** start Stored rows **
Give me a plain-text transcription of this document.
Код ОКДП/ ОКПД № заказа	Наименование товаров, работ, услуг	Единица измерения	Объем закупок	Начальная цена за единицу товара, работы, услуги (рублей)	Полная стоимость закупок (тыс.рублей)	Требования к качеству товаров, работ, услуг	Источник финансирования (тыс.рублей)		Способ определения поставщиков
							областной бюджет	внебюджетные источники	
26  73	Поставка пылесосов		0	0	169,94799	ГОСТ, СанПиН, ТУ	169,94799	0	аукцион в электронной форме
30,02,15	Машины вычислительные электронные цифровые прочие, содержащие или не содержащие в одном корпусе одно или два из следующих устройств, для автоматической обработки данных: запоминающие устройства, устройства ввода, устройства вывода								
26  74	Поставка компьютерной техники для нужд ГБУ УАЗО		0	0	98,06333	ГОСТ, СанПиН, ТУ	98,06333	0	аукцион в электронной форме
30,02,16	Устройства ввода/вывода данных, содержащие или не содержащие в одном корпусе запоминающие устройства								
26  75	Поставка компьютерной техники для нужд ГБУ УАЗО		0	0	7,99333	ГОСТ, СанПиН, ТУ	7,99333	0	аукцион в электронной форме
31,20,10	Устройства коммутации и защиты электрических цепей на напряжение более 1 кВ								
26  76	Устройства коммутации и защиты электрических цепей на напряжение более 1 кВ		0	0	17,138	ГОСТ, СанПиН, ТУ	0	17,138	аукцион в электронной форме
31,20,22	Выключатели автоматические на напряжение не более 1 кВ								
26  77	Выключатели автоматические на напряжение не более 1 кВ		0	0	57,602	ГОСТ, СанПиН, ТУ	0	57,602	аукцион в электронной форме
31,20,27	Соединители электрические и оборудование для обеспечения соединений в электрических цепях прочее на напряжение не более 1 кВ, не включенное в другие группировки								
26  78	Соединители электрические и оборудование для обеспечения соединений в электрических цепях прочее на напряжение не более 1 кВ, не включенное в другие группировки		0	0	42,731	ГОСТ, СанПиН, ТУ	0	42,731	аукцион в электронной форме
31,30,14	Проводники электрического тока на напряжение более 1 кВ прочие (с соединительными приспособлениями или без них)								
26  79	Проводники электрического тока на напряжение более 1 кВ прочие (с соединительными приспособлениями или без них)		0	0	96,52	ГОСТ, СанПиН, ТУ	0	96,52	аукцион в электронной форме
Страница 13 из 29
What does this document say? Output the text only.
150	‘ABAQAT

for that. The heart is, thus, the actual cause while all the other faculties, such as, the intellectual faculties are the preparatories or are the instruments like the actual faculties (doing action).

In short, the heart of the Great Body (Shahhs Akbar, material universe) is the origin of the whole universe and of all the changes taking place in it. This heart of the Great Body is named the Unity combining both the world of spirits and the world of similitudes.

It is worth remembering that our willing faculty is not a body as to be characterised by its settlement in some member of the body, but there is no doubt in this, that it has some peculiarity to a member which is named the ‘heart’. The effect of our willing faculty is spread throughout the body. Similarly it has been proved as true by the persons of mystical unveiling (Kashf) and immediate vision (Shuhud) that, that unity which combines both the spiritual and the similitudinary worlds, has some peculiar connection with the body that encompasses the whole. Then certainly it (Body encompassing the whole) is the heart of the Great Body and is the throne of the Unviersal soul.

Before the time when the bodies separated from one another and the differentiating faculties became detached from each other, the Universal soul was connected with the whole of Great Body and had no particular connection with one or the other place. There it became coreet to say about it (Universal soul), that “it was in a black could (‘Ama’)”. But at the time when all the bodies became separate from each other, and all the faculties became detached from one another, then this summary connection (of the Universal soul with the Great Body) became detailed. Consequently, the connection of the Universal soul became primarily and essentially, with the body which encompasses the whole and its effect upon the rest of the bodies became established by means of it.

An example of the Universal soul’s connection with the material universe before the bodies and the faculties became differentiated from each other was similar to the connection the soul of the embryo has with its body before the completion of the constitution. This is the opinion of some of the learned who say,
** end Stored rows **
• [What you have to do]: Copy all the lines, exactly.

• [Answer]:
Give me a plain-text transcription of this document.
Код ОКДП/ ОКПД № заказа	Наименование товаров, работ, услуг	Единица измерения	Объем закупок	Начальная цена за единицу товара, работы, услуги (рублей)	Полная стоимость закупок (тыс.рублей)	Требования к качеству товаров, работ, услуг	Источник финансирования (тыс.рублей)		Способ определения поставщиков
							областной бюджет	внебюджетные источники	
26  73	Поставка пылесосов		0	0	169,94799	ГОСТ, СанПиН, ТУ	169,94799	0	аукцион в электронной форме
30,02,15	Машины вычислительные электронные цифровые прочие, содержащие или не содержащие в одном корпусе одно или два из следующих устройств, для автоматической обработки данных: запоминающие устройства, устройства ввода, устройства вывода								
26  74	Поставка компьютерной техники для нужд ГБУ УАЗО		0	0	98,06333	ГОСТ, СанПиН, ТУ	98,06333	0	аукцион в электронной форме
30,02,16	Устройства ввода/вывода данных, содержащие или не содержащие в одном корпусе запоминающие устройства								
26  75	Поставка компьютерной техники для нужд ГБУ УАЗО		0	0	7,99333	ГОСТ, СанПиН, ТУ	7,99333	0	аукцион в электронной форме
31,20,10	Устройства коммутации и защиты электрических цепей на напряжение более 1 кВ								
26  76	Устройства коммутации и защиты электрических цепей на напряжение более 1 кВ		0	0	17,138	ГОСТ, СанПиН, ТУ	0	17,138	аукцион в электронной форме
31,20,22	Выключатели автоматические на напряжение не более 1 кВ								
26  77	Выключатели автоматические на напряжение не более 1 кВ		0	0	57,602	ГОСТ, СанПиН, ТУ	0	57,602	аукцион в электронной форме
31,20,27	Соединители электрические и оборудование для обеспечения соединений в электрических цепях прочее на напряжение не более 1 кВ, не включенное в другие группировки								
26  78	Соединители электрические и оборудование для обеспечения соединений в электрических цепях прочее на напряжение не более 1 кВ, не включенное в другие группировки		0	0	42,731	ГОСТ, СанПиН, ТУ	0	42,731	аукцион в электронной форме
31,30,14	Проводники электрического тока на напряжение более 1 кВ прочие (с соединительными приспособлениями или без них)								
26  79	Проводники электрического тока на напряжение более 1 кВ прочие (с соединительными приспособлениями или без них)		0	0	96,52	ГОСТ, СанПиН, ТУ	0	96,52	аукцион в электронной форме
Страница 13 из 29
What does this document say? Output the text only.
150	‘ABAQAT

for that. The heart is, thus, the actual cause while all the other faculties, such as, the intellectual faculties are the preparatories or are the instruments like the actual faculties (doing action).

In short, the heart of the Great Body (Shahhs Akbar, material universe) is the origin of the whole universe and of all the changes taking place in it. This heart of the Great Body is named the Unity combining both the world of spirits and the world of similitudes.

It is worth remembering that our willing faculty is not a body as to be characterised by its settlement in some member of the body, but there is no doubt in this, that it has some peculiarity to a member which is named the ‘heart’. The effect of our willing faculty is spread throughout the body. Similarly it has been proved as true by the persons of mystical unveiling (Kashf) and immediate vision (Shuhud) that, that unity which combines both the spiritual and the similitudinary worlds, has some peculiar connection with the body that encompasses the whole. Then certainly it (Body encompassing the whole) is the heart of the Great Body and is the throne of the Unviersal soul.

Before the time when the bodies separated from one another and the differentiating faculties became detached from each other, the Universal soul was connected with the whole of Great Body and had no particular connection with one or the other place. There it became coreet to say about it (Universal soul), that “it was in a black could (‘Ama’)”. But at the time when all the bodies became separate from each other, and all the faculties became detached from one another, then this summary connection (of the Universal soul with the Great Body) became detailed. Consequently, the connection of the Universal soul became primarily and essentially, with the body which encompasses the whole and its effect upon the rest of the bodies became established by means of it.

An example of the Universal soul’s connection with the material universe before the bodies and the faculties became differentiated from each other was similar to the connection the soul of the embryo has with its body before the completion of the constitution. This is the opinion of some of the learned who say,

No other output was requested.